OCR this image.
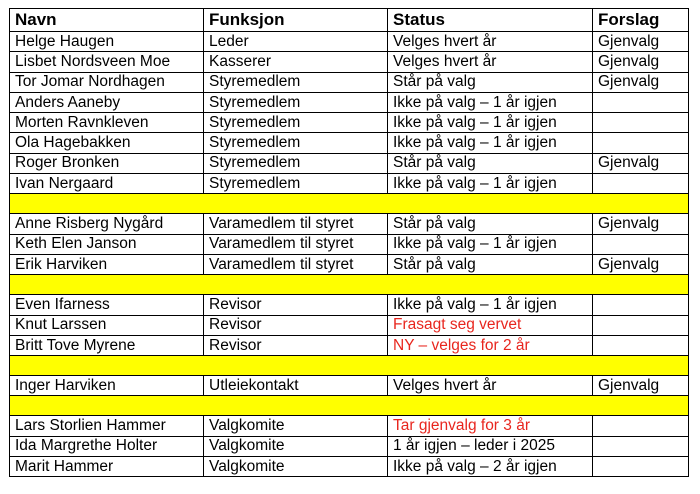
Navn	Funksjon	Status	Forslag
Helge Haugen	Leder	Velges hvert år	Gjenvalg
Lisbet Nordsveen Moe	Kasserer	Velges hvert år	Gjenvalg
Tor Jomar Nordhagen	Styremedlem	Står på valg	Gjenvalg
Anders Aaneby	Styremedlem	Ikke på valg – 1 år igjen	
Morten Ravnkleven	Styremedlem	Ikke på valg – 1 år igjen	
Ola Hagebakken	Styremedlem	Ikke på valg – 1 år igjen	
Roger Bronken	Styremedlem	Står på valg	Gjenvalg
Ivan Nergaard	Styremedlem	Ikke på valg – 1 år igjen	

Anne Risberg Nygård	Varamedlem til styret	Står på valg	Gjenvalg
Keth Elen Janson	Varamedlem til styret	Ikke på valg – 1 år igjen	
Erik Harviken	Varamedlem til styret	Står på valg	Gjenvalg

Even Ifarness	Revisor	Ikke på valg – 1 år igjen	
Knut Larssen	Revisor	Frasagt seg vervet	
Britt Tove Myrene	Revisor	NY – velges for 2 år	

Inger Harviken	Utleiekontakt	Velges hvert år	Gjenvalg

Lars Storlien Hammer	Valgkomite	Tar gjenvalg for 3 år	
Ida Margrethe Holter	Valgkomite	1 år igjen – leder i 2025	
Marit Hammer	Valgkomite	Ikke på valg – 2 år igjen	
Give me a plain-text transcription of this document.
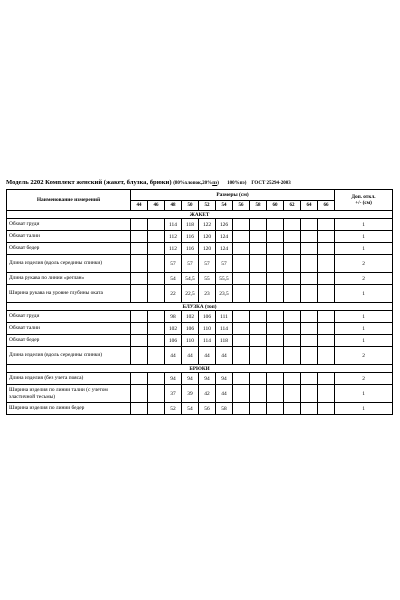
Модель 2202 Комплект женский (жакет, блузка, брюки) (80%хлопок,20%пэ) 100%пэ) ГОСТ 25294-2003
Наименование измерений	Размеры (см)												Доп. откл.
+/- (см)
	44	46	48	50	52	54	56	58	60	62	64	66	
ЖАКЕТ													
Обхват груди			114	118	122	126							1
Обхват талии			112	116	120	124							1
Обхват бедер			112	116	120	124							1
Длина изделия (вдоль середины спинки)			57	57	57	57							2
Длина рукава по линии «реглан»			54	54,5	55	55,5							2
Ширина рукава на уровне глубины оката			22	22,5	23	23,5							1
БЛУЗКА (топ)													
Обхват груди			98	102	106	111							1
Обхват талии			102	106	110	114							1
Обхват бедер			106	110	114	118							1
Длина изделия (вдоль середины спинки)			44	44	44	44							2
БРЮКИ													
Длина изделия (без учета пояса)			94	94	94	94							2
Ширина изделия по линии талии (с учетом эластичной тесьмы)			37	39	42	44							1
Ширина изделия по линии бедер			52	54	56	58							1
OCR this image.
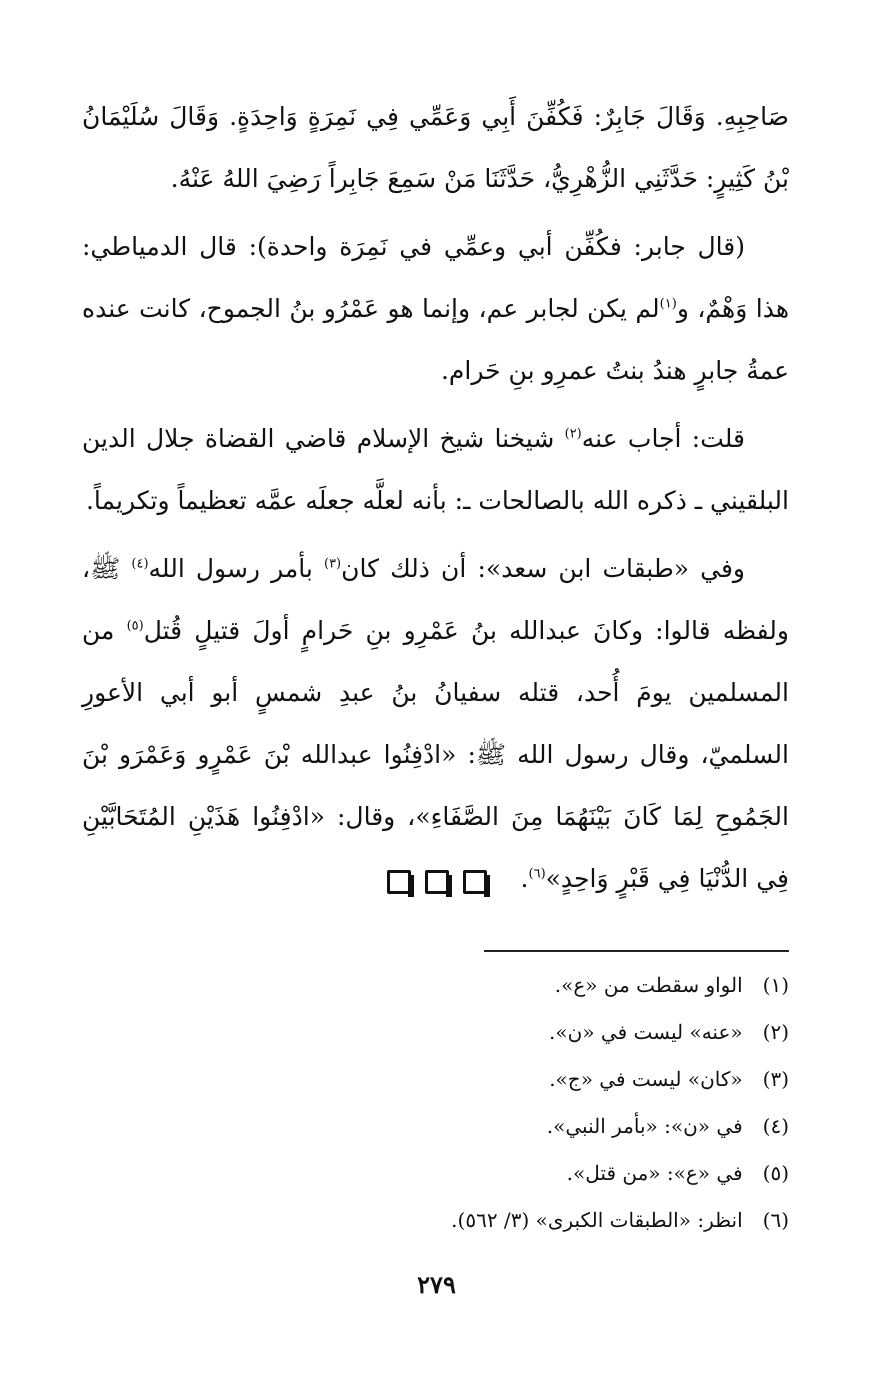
صَاحِبِهِ. وَقَالَ جَابِرٌ: فَكُفِّنَ أَبِي وَعَمِّي فِي نَمِرَةٍ وَاحِدَةٍ. وَقَالَ سُلَيْمَانُ بْنُ كَثِيرٍ: حَدَّثَنِي الزُّهْرِيُّ، حَدَّثَنَا مَنْ سَمِعَ جَابِراً رَضِيَ اللهُ عَنْهُ.

(قال جابر: فكُفِّن أبي وعمِّي في نَمِرَة واحدة): قال الدمياطي: هذا وَهْمٌ، و$^{(١)}$لم يكن لجابر عم، وإنما هو عَمْرُو بنُ الجموح، كانت عنده عمةُ جابرٍ هندُ بنتُ عمرِو بنِ حَرام.

قلت: أجاب عنه$^{(٢)}$ شيخنا شيخ الإسلام قاضي القضاة جلال الدين البلقيني ـ ذكره الله بالصالحات ـ: بأنه لعلَّه جعلَه عمَّه تعظيماً وتكريماً.

وفي «طبقات ابن سعد»: أن ذلك كان$^{(٣)}$ بأمر رسول الله$^{(٤)}$ ﷺ، ولفظه قالوا: وكانَ عبدالله بنُ عَمْرِو بنِ حَرامٍ أولَ قتيلٍ قُتل$^{(٥)}$ من المسلمين يومَ أُحد، قتله سفيانُ بنُ عبدِ شمسٍ أبو أبي الأعورِ السلميّ، وقال رسول الله ﷺ: «ادْفِنُوا عبدالله بْنَ عَمْرٍو وَعَمْرَو بْنَ الجَمُوحِ لِمَا كَانَ بَيْنَهُمَا مِنَ الصَّفَاءِ»، وقال: «ادْفِنُوا هَذَيْنِ المُتَحَابَّيْنِ فِي الدُّنْيَا فِي قَبْرٍ وَاحِدٍ»$^{(٦)}$.

(١) الواو سقطت من «ع».
(٢) «عنه» ليست في «ن».
(٣) «كان» ليست في «ج».
(٤) في «ن»: «بأمر النبي».
(٥) في «ع»: «من قتل».
(٦) انظر: «الطبقات الكبرى» (٣/ ٥٦٢).
٢٧٩
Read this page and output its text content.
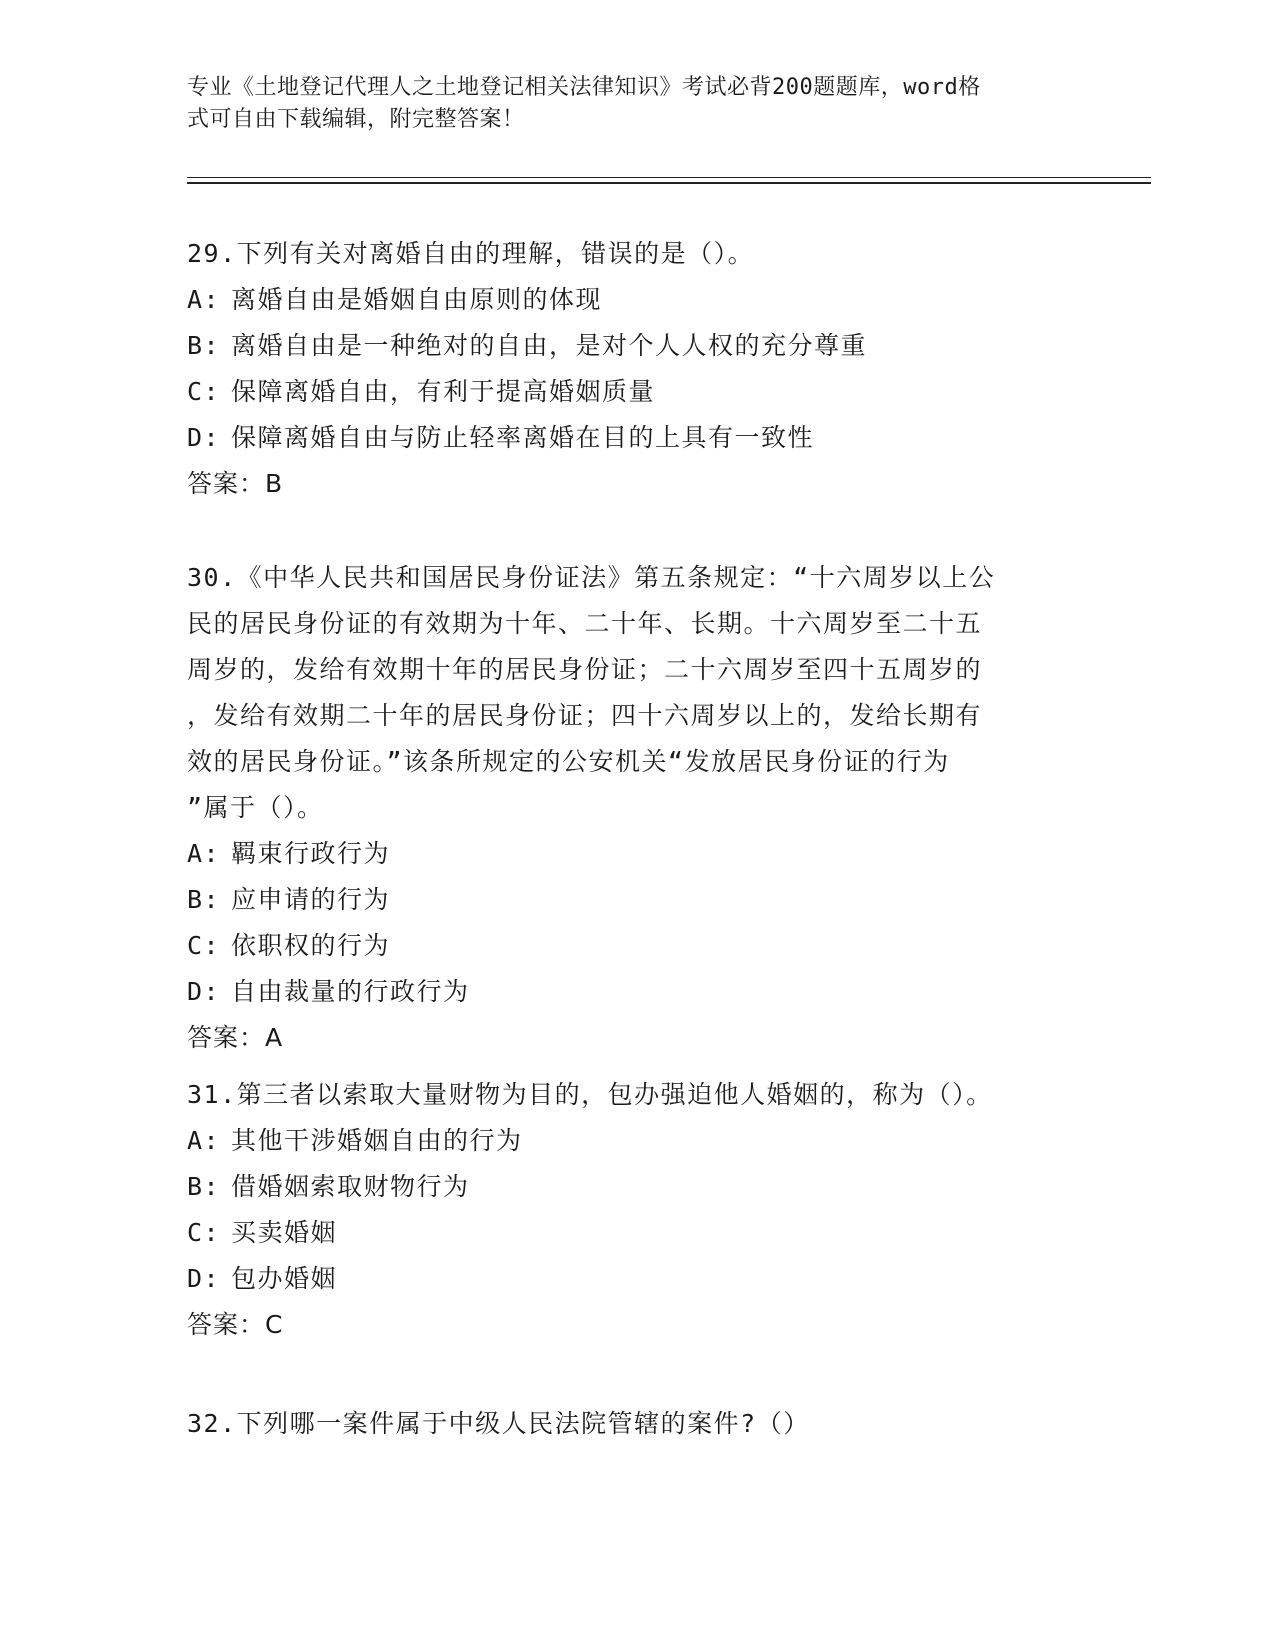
专业《土地登记代理人之土地登记相关法律知识》考试必背200题题库，word格
式可自由下载编辑，附完整答案！
29.下列有关对离婚自由的理解，错误的是（）。
A: 离婚自由是婚姻自由原则的体现
B: 离婚自由是一种绝对的自由，是对个人人权的充分尊重
C: 保障离婚自由，有利于提高婚姻质量
D: 保障离婚自由与防止轻率离婚在目的上具有一致性
答案：B
30.《中华人民共和国居民身份证法》第五条规定：“十六周岁以上公
民的居民身份证的有效期为十年、二十年、长期。十六周岁至二十五
周岁的，发给有效期十年的居民身份证；二十六周岁至四十五周岁的
，发给有效期二十年的居民身份证；四十六周岁以上的，发给长期有
效的居民身份证。”该条所规定的公安机关“发放居民身份证的行为
”属于（）。
A: 羁束行政行为
B: 应申请的行为
C: 依职权的行为
D: 自由裁量的行政行为
答案：A
31.第三者以索取大量财物为目的，包办强迫他人婚姻的，称为（）。
A: 其他干涉婚姻自由的行为
B: 借婚姻索取财物行为
C: 买卖婚姻
D: 包办婚姻
答案：C
32.下列哪一案件属于中级人民法院管辖的案件?（）
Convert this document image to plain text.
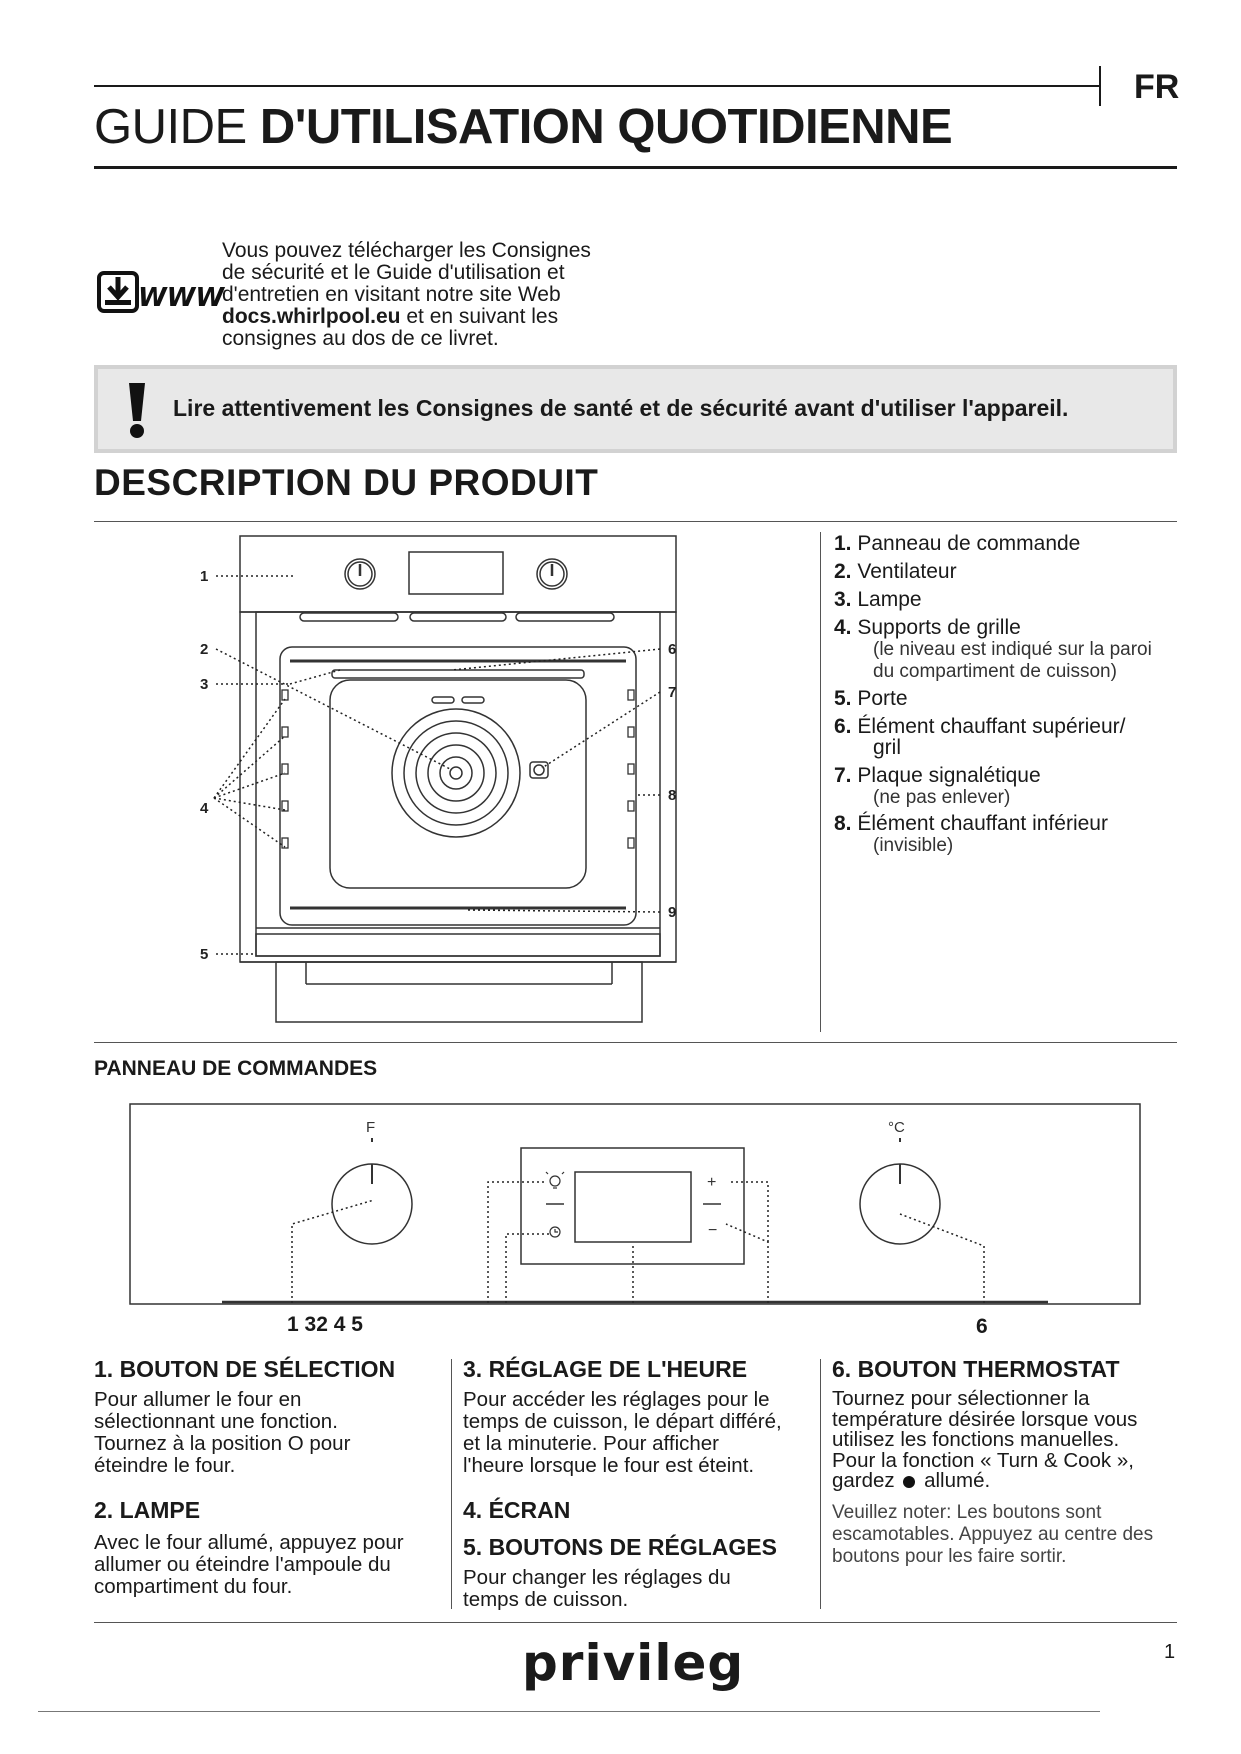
FR
GUIDE D'UTILISATION QUOTIDIENNE
WWW
Vous pouvez télécharger les Consignes
de sécurité et le Guide d'utilisation et
d'entretien en visitant notre site Web
docs.whirlpool.eu et en suivant les
consignes au dos de ce livret.
Lire attentivement les Consignes de santé et de sécurité avant d'utiliser l'appareil.
DESCRIPTION DU PRODUIT
1
2
3
4
5
6
7
8
9
1. Panneau de commande
2. Ventilateur
3. Lampe
4. Supports de grille
(le niveau est indiqué sur la paroi
du compartiment de cuisson)
5. Porte
6. Élément chauffant supérieur/
gril
7. Plaque signalétique
(ne pas enlever)
8. Élément chauffant inférieur
(invisible)
PANNEAU DE COMMANDES
+
−
F	°C
1 32 4 5	6
1. BOUTON DE SÉLECTION
Pour allumer le four en
sélectionnant une fonction.
Tournez à la position O pour
éteindre le four.
2. LAMPE
Avec le four allumé, appuyez pour
allumer ou éteindre l'ampoule du
compartiment du four.
3. RÉGLAGE DE L'HEURE
Pour accéder les réglages pour le
temps de cuisson, le départ différé,
et la minuterie. Pour afficher
l'heure lorsque le four est éteint.
4. ÉCRAN
5. BOUTONS DE RÉGLAGES
Pour changer les réglages du
temps de cuisson.
6. BOUTON THERMOSTAT
Tournez pour sélectionner la
température désirée lorsque vous
utilisez les fonctions manuelles.
Pour la fonction « Turn & Cook »,
gardez  allumé.
Veuillez noter: Les boutons sont
escamotables. Appuyez au centre des
boutons pour les faire sortir.
privileg	1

Instructions for the task.
Using the listing above, show each line holding the string "груди".

Response to this task.
Обхват груди			114	118	122	126							1
Обхват груди			98	102	106	111							1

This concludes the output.